▸ **The request**
Print each line of the records below character for character, leaving out the pictures.

▸ **Provided data**
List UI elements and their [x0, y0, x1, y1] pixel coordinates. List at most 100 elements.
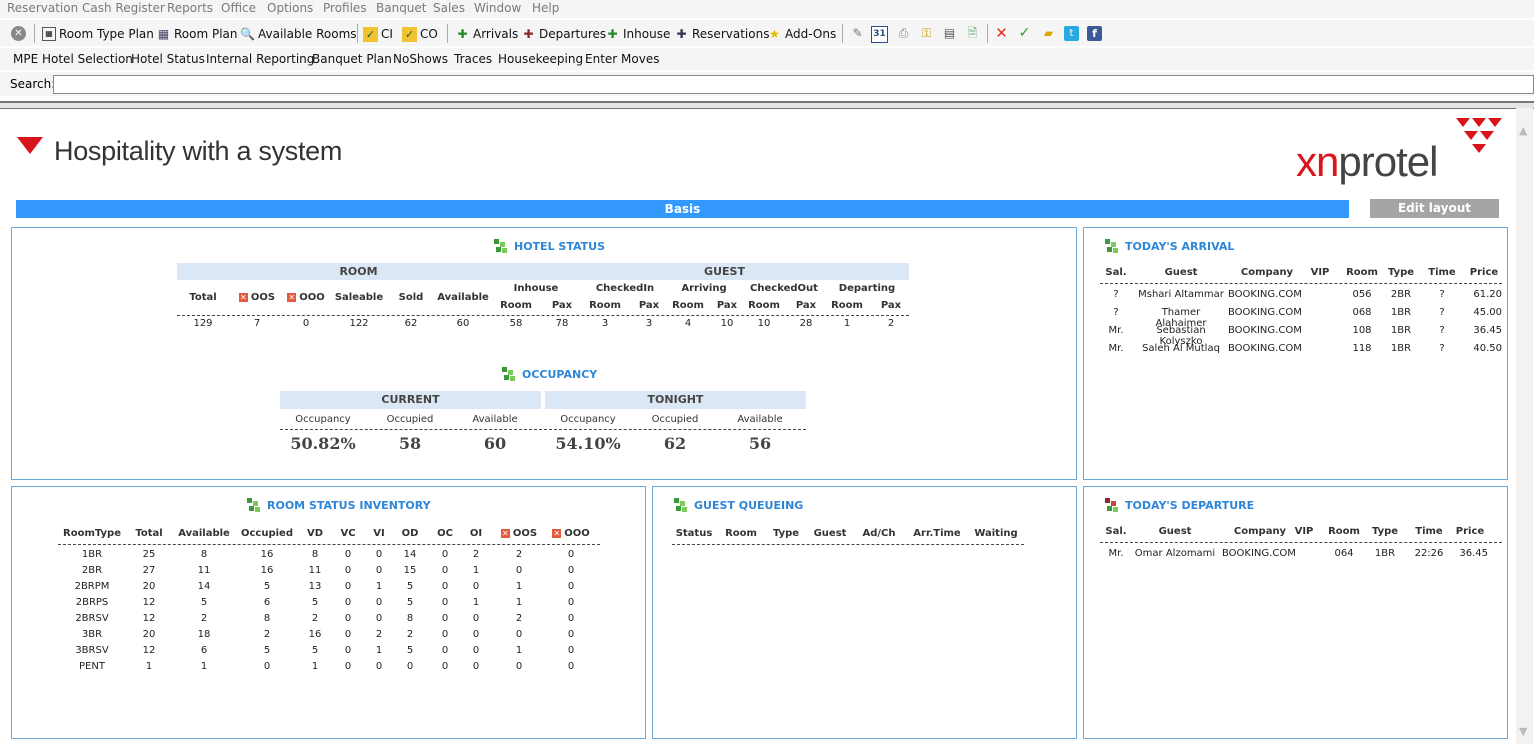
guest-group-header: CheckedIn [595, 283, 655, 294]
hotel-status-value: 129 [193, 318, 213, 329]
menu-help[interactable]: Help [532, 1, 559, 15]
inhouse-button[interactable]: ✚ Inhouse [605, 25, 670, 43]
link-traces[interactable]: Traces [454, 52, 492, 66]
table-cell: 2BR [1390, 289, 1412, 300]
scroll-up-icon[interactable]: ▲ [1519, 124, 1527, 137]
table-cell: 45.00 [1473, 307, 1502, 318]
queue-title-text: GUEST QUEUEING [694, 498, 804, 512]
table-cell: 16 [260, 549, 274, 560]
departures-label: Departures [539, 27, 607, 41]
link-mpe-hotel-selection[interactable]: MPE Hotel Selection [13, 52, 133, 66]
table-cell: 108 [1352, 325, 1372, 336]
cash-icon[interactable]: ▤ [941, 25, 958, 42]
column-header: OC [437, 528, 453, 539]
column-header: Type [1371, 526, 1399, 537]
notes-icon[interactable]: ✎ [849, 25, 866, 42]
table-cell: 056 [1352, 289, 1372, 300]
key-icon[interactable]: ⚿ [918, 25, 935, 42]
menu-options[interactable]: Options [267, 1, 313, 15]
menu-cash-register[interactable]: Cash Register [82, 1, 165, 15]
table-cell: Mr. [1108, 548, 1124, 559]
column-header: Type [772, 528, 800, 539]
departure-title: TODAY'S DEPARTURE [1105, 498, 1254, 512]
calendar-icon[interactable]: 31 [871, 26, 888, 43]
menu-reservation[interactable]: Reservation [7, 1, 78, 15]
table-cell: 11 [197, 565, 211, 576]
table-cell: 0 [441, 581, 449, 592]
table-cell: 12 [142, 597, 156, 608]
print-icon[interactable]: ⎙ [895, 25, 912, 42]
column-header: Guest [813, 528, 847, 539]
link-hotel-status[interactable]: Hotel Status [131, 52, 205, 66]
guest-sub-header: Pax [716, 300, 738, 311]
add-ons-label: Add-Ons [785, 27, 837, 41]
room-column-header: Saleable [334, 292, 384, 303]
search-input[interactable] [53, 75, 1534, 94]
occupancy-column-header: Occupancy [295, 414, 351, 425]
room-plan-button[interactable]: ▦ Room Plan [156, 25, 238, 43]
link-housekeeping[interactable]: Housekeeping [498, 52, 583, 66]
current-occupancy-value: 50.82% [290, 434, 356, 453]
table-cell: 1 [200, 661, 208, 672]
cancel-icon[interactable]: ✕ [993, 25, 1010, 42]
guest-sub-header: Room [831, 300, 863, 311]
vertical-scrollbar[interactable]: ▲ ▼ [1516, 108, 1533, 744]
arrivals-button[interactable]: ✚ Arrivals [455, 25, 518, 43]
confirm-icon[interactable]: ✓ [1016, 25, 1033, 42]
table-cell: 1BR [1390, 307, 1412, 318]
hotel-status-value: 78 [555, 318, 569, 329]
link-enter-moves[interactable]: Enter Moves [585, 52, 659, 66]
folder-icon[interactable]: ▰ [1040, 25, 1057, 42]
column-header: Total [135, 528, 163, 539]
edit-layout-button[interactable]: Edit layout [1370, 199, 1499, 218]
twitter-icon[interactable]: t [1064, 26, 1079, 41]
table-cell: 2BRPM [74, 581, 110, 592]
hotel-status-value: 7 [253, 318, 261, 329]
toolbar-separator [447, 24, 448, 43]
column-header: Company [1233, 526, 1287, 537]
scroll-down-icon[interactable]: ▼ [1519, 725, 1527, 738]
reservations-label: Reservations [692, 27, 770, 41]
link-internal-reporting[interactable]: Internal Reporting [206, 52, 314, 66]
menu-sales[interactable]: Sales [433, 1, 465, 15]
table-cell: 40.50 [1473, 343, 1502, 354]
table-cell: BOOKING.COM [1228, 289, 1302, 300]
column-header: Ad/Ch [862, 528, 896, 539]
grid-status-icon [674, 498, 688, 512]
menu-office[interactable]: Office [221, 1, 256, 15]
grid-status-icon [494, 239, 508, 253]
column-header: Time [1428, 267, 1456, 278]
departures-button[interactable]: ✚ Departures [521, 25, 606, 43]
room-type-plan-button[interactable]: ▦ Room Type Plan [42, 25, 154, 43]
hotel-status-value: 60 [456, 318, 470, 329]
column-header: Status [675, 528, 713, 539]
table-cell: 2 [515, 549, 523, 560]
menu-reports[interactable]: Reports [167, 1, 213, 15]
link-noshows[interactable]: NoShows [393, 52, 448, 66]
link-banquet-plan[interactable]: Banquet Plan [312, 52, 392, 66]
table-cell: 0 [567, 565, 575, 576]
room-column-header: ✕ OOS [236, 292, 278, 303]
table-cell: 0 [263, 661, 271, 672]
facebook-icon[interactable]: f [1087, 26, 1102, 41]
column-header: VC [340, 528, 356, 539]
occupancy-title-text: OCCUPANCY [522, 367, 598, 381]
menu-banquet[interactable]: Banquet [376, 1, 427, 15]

▸ **Answer to the task**
List UI elements and their [x0, y0, x1, y1] pixel coordinates. List at most 100 elements.
guest-group-header: CheckedIn [595, 283, 655, 294]
hotel-status-value: 129 [193, 318, 213, 329]
menu-help[interactable]: Help [532, 1, 559, 15]
inhouse-button[interactable]: ✚ Inhouse [605, 25, 670, 43]
link-traces[interactable]: Traces [454, 52, 492, 66]
table-cell: 2BR [1390, 289, 1412, 300]
scroll-up-icon[interactable]: ▲ [1519, 124, 1527, 137]
table-cell: 45.00 [1473, 307, 1502, 318]
queue-title-text: GUEST QUEUEING [694, 498, 804, 512]
table-cell: 16 [260, 549, 274, 560]
departures-label: Departures [539, 27, 607, 41]
link-mpe-hotel-selection[interactable]: MPE Hotel Selection [13, 52, 133, 66]
table-cell: 108 [1352, 325, 1372, 336]
cash-icon[interactable]: ▤ [941, 25, 958, 42]
column-header: OC [437, 528, 453, 539]
column-header: Type [1371, 526, 1399, 537]
notes-icon[interactable]: ✎ [849, 25, 866, 42]
table-cell: 056 [1352, 289, 1372, 300]
key-icon[interactable]: ⚿ [918, 25, 935, 42]
menu-options[interactable]: Options [267, 1, 313, 15]
menu-cash-register[interactable]: Cash Register [82, 1, 165, 15]
table-cell: Mr. [1108, 548, 1124, 559]
column-header: Type [772, 528, 800, 539]
departure-title: TODAY'S DEPARTURE [1105, 498, 1254, 512]
calendar-icon[interactable]: 31 [871, 26, 888, 43]
menu-reservation[interactable]: Reservation [7, 1, 78, 15]
table-cell: 11 [197, 565, 211, 576]
table-cell: 0 [441, 581, 449, 592]
table-cell: 12 [142, 597, 156, 608]
print-icon[interactable]: ⎙ [895, 25, 912, 42]
column-header: Guest [813, 528, 847, 539]
link-hotel-status[interactable]: Hotel Status [131, 52, 205, 66]
guest-sub-header: Pax [716, 300, 738, 311]
add-ons-label: Add-Ons [785, 27, 837, 41]
room-column-header: Saleable [334, 292, 384, 303]
search-input[interactable] [53, 75, 1534, 94]
occupancy-column-header: Occupancy [295, 414, 351, 425]
room-plan-button[interactable]: ▦ Room Plan [156, 25, 238, 43]
link-housekeeping[interactable]: Housekeeping [498, 52, 583, 66]
current-occupancy-value: 50.82% [290, 434, 356, 453]
table-cell: 1 [200, 661, 208, 672]
cancel-icon[interactable]: ✕ [993, 25, 1010, 42]
guest-sub-header: Room [831, 300, 863, 311]
vertical-scrollbar[interactable]: ▲ ▼ [1516, 108, 1533, 744]
arrivals-button[interactable]: ✚ Arrivals [455, 25, 518, 43]
confirm-icon[interactable]: ✓ [1016, 25, 1033, 42]
table-cell: 1BR [1390, 307, 1412, 318]
hotel-status-value: 78 [555, 318, 569, 329]
link-enter-moves[interactable]: Enter Moves [585, 52, 659, 66]
folder-icon[interactable]: ▰ [1040, 25, 1057, 42]
column-header: Total [135, 528, 163, 539]
edit-layout-button[interactable]: Edit layout [1370, 199, 1499, 218]
twitter-icon[interactable]: t [1064, 26, 1079, 41]
table-cell: 2BRPM [74, 581, 110, 592]
hotel-status-value: 7 [253, 318, 261, 329]
toolbar-separator [447, 24, 448, 43]
column-header: Company [1233, 526, 1287, 537]
scroll-down-icon[interactable]: ▼ [1519, 725, 1527, 738]
reservations-label: Reservations [692, 27, 770, 41]
link-internal-reporting[interactable]: Internal Reporting [206, 52, 314, 66]
menu-sales[interactable]: Sales [433, 1, 465, 15]
table-cell: 40.50 [1473, 343, 1502, 354]
table-cell: BOOKING.COM [1228, 289, 1302, 300]
column-header: Ad/Ch [862, 528, 896, 539]
grid-status-icon [674, 498, 688, 512]
menu-office[interactable]: Office [221, 1, 256, 15]
grid-status-icon [494, 239, 508, 253]
column-header: Time [1428, 267, 1456, 278]
departures-button[interactable]: ✚ Departures [521, 25, 606, 43]
room-type-plan-button[interactable]: ▦ Room Type Plan [42, 25, 154, 43]
hotel-status-value: 60 [456, 318, 470, 329]
column-header: Status [675, 528, 713, 539]
table-cell: 2 [515, 549, 523, 560]
menu-reports[interactable]: Reports [167, 1, 213, 15]
link-noshows[interactable]: NoShows [393, 52, 448, 66]
link-banquet-plan[interactable]: Banquet Plan [312, 52, 392, 66]
table-cell: 0 [567, 565, 575, 576]
room-column-header: ✕ OOS [236, 292, 278, 303]
table-cell: 0 [263, 661, 271, 672]
facebook-icon[interactable]: f [1087, 26, 1102, 41]
column-header: VC [340, 528, 356, 539]
occupancy-title-text: OCCUPANCY [522, 367, 598, 381]
menu-banquet[interactable]: Banquet [376, 1, 427, 15]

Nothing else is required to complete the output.